----- Data to use

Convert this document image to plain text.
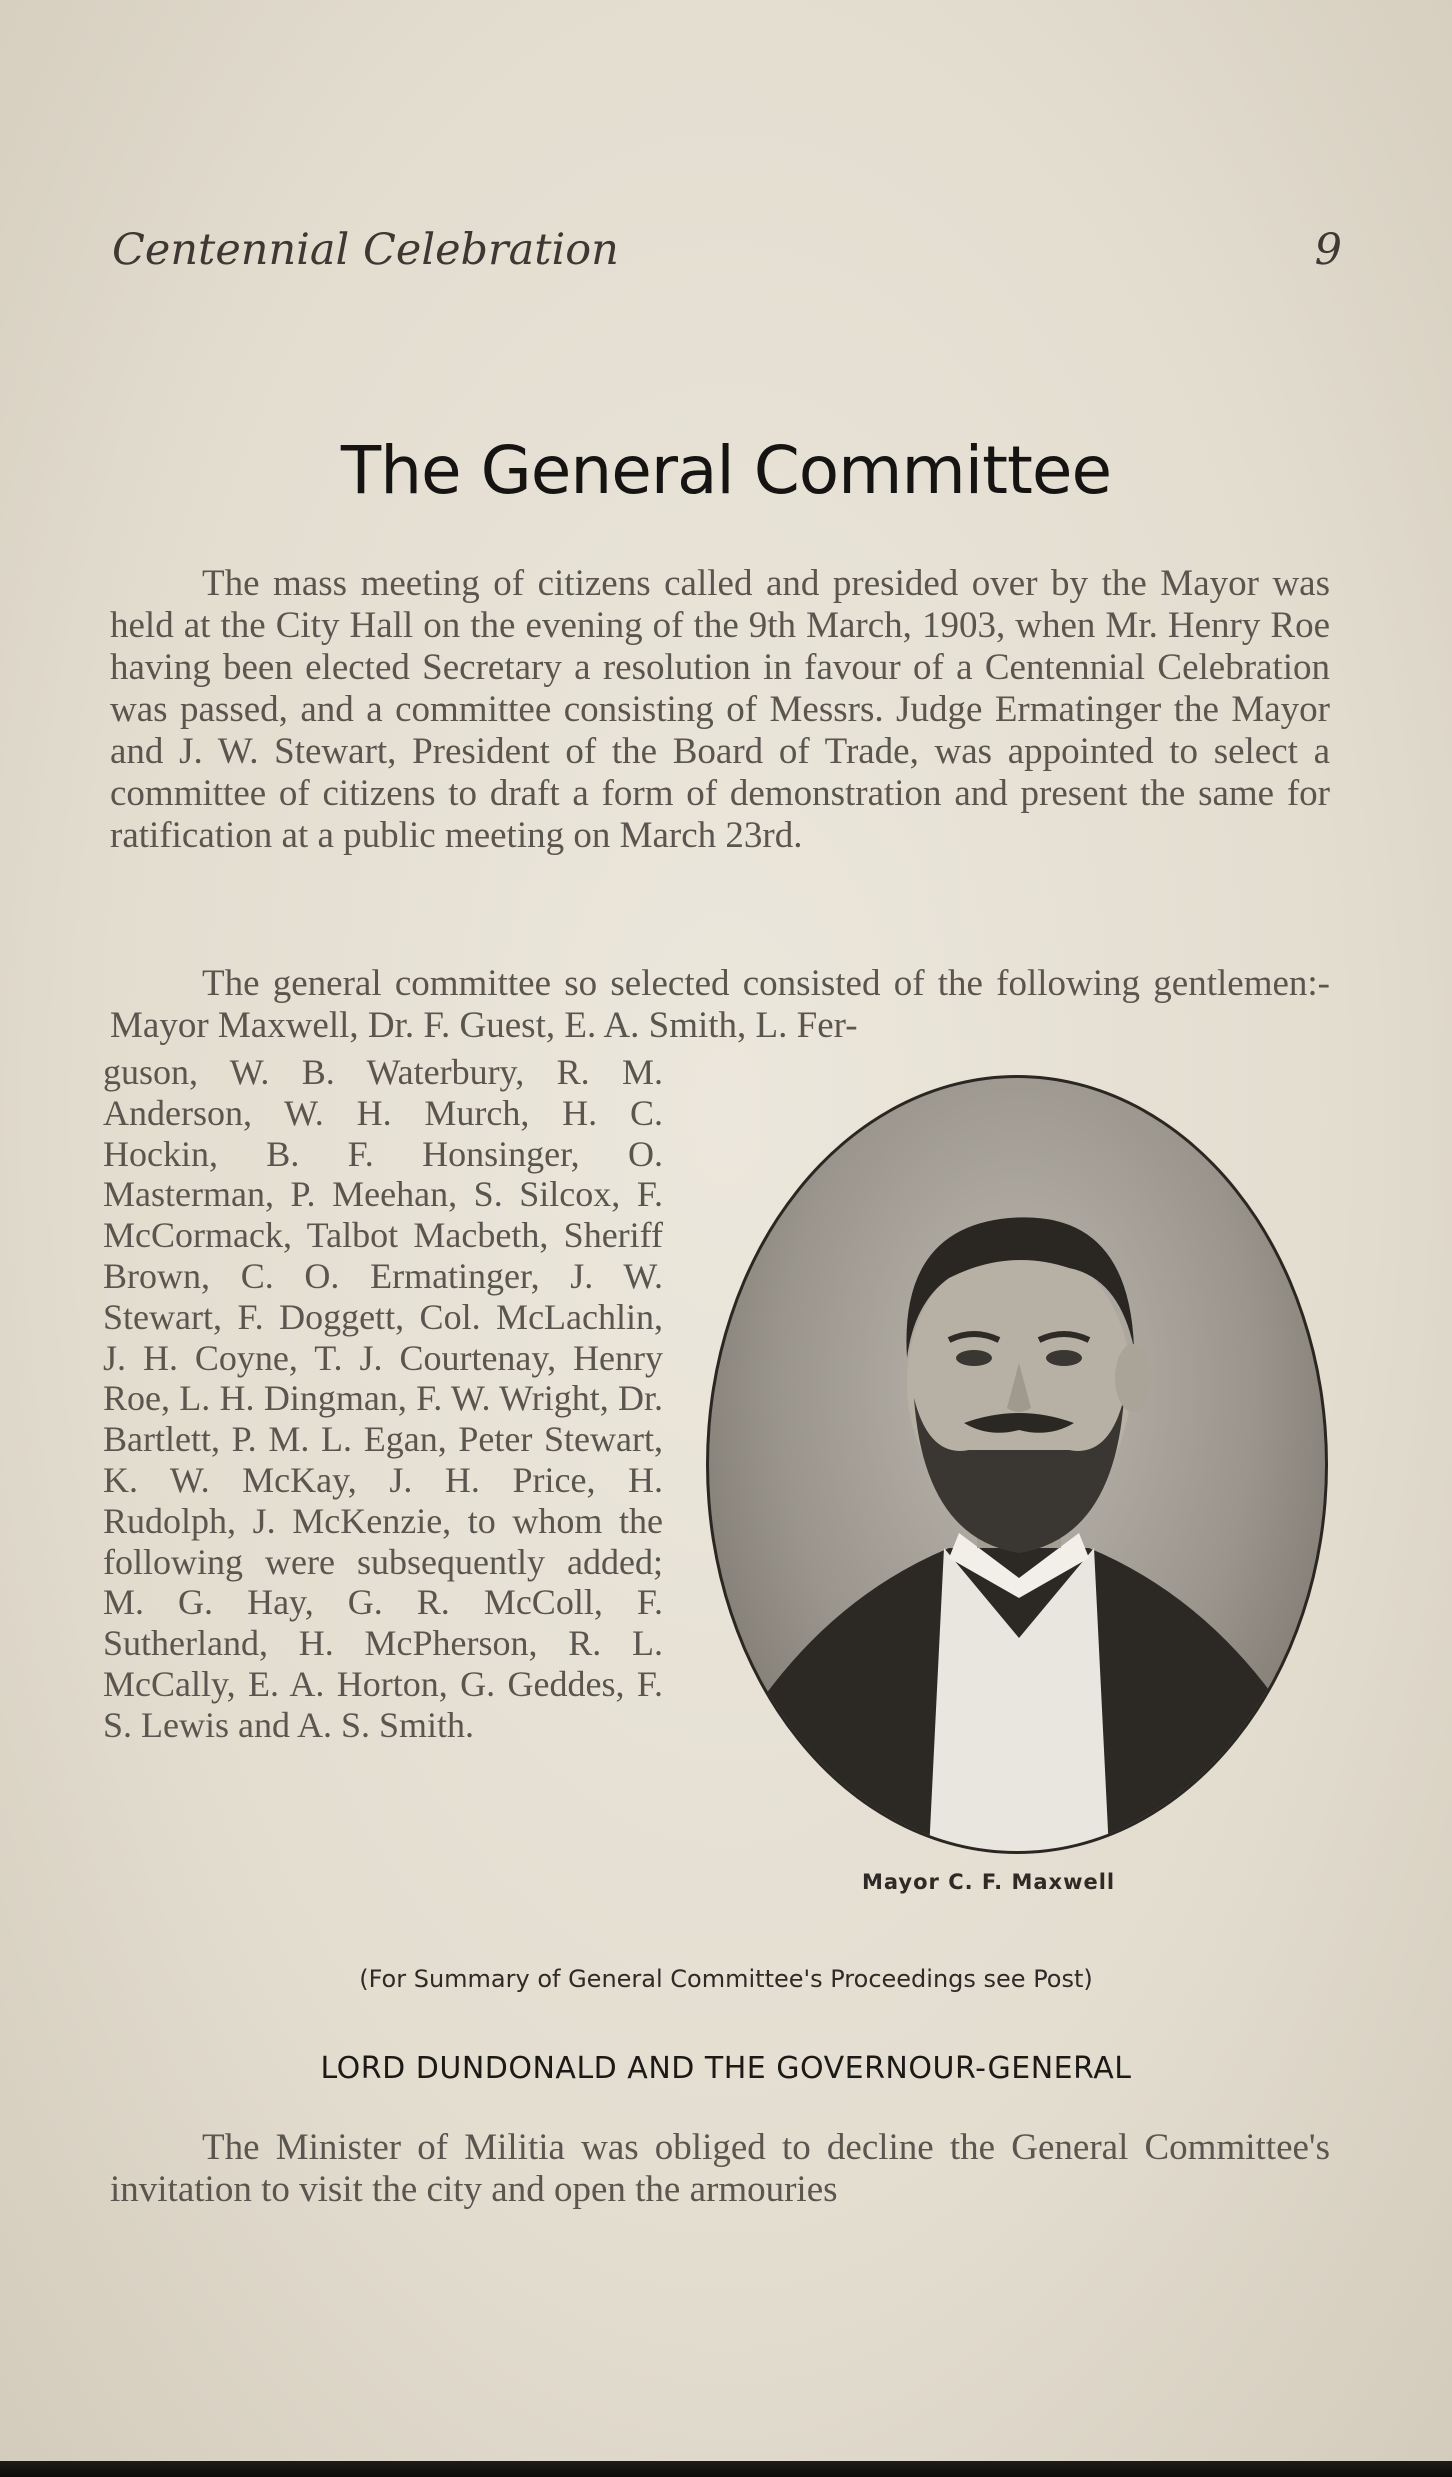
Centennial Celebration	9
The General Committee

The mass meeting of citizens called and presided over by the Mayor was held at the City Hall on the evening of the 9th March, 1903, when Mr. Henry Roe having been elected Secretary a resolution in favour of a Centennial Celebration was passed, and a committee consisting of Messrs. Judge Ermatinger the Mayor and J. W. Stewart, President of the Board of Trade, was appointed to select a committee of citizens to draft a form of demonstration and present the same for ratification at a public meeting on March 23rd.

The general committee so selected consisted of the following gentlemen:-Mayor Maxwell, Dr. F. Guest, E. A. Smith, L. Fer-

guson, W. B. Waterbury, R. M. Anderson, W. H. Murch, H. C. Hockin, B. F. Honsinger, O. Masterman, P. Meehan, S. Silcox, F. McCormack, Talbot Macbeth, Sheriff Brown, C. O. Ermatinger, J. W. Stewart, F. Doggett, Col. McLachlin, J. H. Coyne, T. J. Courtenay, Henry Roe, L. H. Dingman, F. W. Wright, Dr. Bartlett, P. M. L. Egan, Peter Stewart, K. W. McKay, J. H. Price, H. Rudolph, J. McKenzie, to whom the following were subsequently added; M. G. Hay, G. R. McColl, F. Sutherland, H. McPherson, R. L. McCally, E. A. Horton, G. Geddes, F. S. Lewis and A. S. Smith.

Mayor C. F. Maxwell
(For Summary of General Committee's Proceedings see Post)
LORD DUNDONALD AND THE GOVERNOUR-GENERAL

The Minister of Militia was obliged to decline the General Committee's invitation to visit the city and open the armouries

----------
----- Data to use

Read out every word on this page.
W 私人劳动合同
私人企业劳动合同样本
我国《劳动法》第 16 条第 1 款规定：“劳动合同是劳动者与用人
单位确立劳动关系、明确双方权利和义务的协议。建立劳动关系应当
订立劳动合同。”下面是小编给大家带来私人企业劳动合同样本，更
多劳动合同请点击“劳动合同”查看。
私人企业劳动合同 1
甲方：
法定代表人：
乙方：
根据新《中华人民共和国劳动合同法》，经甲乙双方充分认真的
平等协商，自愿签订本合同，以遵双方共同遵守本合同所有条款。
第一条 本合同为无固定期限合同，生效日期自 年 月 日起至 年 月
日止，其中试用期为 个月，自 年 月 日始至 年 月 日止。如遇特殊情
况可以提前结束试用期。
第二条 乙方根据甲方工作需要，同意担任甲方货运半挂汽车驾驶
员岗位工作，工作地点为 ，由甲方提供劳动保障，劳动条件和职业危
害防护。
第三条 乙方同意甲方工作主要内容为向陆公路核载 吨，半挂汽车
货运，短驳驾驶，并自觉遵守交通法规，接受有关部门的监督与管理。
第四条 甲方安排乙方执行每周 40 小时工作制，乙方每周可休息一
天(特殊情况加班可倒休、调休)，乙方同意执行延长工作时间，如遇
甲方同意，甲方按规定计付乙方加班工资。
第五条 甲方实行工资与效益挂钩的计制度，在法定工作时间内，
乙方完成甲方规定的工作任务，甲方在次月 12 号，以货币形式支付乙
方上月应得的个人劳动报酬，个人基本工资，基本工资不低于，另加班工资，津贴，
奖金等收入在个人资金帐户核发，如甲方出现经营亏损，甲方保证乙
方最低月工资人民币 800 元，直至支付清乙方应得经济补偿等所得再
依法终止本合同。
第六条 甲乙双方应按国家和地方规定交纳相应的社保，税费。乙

----------

◆ Exercise description
Collect the lines of the records that include the string "Mayor".

◆ Result
The mass meeting of citizens called and presided over by the Mayor was held at the City Hall on the evening of the 9th March, 1903, when Mr. Henry Roe having been elected Secretary a resolution in favour of a Centennial Celebration was passed, and a committee consisting of Messrs. Judge Ermatinger the Mayor and J. W. Stewart, President of the Board of Trade, was appointed to select a committee of citizens to draft a form of demonstration and present the same for ratification at a public meeting on March 23rd.
The general committee so selected consisted of the following gentlemen:-Mayor Maxwell, Dr. F. Guest, E. A. Smith, L. Fer-
Mayor C. F. Maxwell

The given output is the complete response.